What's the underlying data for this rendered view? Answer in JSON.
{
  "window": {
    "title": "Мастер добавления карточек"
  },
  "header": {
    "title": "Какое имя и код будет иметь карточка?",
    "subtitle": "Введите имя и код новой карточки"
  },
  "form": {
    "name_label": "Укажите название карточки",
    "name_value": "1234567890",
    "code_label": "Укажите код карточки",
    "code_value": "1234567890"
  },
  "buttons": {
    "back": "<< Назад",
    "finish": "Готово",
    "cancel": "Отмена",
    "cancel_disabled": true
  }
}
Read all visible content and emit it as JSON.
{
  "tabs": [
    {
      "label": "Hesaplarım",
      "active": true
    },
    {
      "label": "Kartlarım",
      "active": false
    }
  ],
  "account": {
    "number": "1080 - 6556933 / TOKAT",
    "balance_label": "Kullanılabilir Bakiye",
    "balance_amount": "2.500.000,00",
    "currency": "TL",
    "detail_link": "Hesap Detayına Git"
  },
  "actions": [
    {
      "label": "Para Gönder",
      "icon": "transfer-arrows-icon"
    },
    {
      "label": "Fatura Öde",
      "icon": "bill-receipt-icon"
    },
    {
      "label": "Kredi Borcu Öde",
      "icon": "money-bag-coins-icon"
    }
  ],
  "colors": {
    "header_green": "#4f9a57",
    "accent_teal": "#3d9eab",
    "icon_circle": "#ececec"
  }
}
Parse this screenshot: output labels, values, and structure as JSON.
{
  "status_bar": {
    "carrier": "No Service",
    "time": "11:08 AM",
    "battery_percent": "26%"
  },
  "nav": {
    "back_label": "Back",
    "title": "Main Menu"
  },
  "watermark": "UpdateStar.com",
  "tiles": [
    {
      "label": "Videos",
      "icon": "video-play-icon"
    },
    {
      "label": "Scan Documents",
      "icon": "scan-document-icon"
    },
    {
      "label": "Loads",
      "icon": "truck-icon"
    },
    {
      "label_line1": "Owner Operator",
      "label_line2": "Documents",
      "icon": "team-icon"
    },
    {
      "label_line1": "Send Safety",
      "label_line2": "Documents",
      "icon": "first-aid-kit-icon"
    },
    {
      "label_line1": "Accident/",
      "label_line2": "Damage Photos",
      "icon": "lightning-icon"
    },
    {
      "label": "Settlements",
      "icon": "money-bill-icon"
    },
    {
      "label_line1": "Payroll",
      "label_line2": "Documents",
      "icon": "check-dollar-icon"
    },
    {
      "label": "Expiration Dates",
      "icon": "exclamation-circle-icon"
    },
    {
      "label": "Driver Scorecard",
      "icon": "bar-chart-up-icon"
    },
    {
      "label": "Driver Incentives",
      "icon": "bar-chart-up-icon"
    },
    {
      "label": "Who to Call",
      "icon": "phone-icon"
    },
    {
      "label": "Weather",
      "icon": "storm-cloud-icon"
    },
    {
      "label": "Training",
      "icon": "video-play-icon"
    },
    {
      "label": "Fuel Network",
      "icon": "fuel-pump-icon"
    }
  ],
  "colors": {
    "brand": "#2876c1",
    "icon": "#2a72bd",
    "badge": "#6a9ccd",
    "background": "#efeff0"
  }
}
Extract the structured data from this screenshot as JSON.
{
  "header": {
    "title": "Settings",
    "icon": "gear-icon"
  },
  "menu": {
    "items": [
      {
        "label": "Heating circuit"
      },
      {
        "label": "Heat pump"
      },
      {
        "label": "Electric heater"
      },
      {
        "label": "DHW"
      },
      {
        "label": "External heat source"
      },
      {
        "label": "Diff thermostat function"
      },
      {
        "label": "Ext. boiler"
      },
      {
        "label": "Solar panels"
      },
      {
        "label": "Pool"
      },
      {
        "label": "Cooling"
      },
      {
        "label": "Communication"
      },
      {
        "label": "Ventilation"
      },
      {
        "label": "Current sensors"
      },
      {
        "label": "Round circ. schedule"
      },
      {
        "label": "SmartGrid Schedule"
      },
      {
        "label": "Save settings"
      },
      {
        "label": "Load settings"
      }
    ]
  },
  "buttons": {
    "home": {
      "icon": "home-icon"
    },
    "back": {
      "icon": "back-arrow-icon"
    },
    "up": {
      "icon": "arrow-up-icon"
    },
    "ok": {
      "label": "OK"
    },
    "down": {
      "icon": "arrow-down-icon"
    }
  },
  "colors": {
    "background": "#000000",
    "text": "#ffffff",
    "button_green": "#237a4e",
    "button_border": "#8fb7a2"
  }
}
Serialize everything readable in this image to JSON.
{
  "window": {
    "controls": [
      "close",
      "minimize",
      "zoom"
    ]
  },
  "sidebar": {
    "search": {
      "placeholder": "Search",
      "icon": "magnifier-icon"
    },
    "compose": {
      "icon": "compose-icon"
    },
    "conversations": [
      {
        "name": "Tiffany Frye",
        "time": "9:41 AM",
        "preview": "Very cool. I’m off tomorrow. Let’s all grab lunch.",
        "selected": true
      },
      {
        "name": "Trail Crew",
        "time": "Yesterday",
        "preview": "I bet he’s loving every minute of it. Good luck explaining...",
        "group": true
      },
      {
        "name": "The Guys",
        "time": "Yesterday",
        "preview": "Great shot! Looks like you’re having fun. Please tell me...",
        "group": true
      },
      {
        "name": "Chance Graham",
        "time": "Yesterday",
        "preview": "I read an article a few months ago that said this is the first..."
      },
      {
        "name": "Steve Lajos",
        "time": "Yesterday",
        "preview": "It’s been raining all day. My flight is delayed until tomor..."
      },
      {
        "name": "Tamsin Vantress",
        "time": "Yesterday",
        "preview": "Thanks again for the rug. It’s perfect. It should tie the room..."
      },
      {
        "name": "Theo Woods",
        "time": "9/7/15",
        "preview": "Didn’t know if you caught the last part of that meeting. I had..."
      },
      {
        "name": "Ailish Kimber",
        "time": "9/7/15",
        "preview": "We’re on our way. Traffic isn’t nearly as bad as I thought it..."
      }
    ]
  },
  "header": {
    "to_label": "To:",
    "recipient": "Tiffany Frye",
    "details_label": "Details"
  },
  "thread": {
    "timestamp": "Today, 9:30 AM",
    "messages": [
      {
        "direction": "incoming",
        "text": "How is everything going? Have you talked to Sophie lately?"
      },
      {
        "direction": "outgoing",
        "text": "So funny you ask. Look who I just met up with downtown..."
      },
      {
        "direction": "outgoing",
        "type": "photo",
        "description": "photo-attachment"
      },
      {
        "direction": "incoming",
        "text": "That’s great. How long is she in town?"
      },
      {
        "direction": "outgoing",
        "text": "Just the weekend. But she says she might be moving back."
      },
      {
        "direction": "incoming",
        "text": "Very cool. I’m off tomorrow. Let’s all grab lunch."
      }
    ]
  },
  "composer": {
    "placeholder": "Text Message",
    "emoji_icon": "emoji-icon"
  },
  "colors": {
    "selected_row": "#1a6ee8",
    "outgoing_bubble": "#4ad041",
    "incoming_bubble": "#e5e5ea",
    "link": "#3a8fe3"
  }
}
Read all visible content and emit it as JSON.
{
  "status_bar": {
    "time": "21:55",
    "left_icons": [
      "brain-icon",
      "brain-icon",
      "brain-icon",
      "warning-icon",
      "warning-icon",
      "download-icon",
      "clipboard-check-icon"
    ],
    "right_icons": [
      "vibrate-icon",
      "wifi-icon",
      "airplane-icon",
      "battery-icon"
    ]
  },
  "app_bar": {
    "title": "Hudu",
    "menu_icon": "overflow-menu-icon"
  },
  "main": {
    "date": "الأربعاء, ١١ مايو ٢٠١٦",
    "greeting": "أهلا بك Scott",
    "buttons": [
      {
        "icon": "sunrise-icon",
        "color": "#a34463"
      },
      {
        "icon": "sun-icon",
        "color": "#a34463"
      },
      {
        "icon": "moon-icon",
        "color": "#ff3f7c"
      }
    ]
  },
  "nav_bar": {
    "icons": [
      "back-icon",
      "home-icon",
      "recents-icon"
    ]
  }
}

DIRECTION
Filter the records above for lines containing the word "data", and copy those lines.

ANSWER FOR THE TASK
What's the underlying data for this rendered view? Answer in JSON.
Extract the structured data from this screenshot as JSON.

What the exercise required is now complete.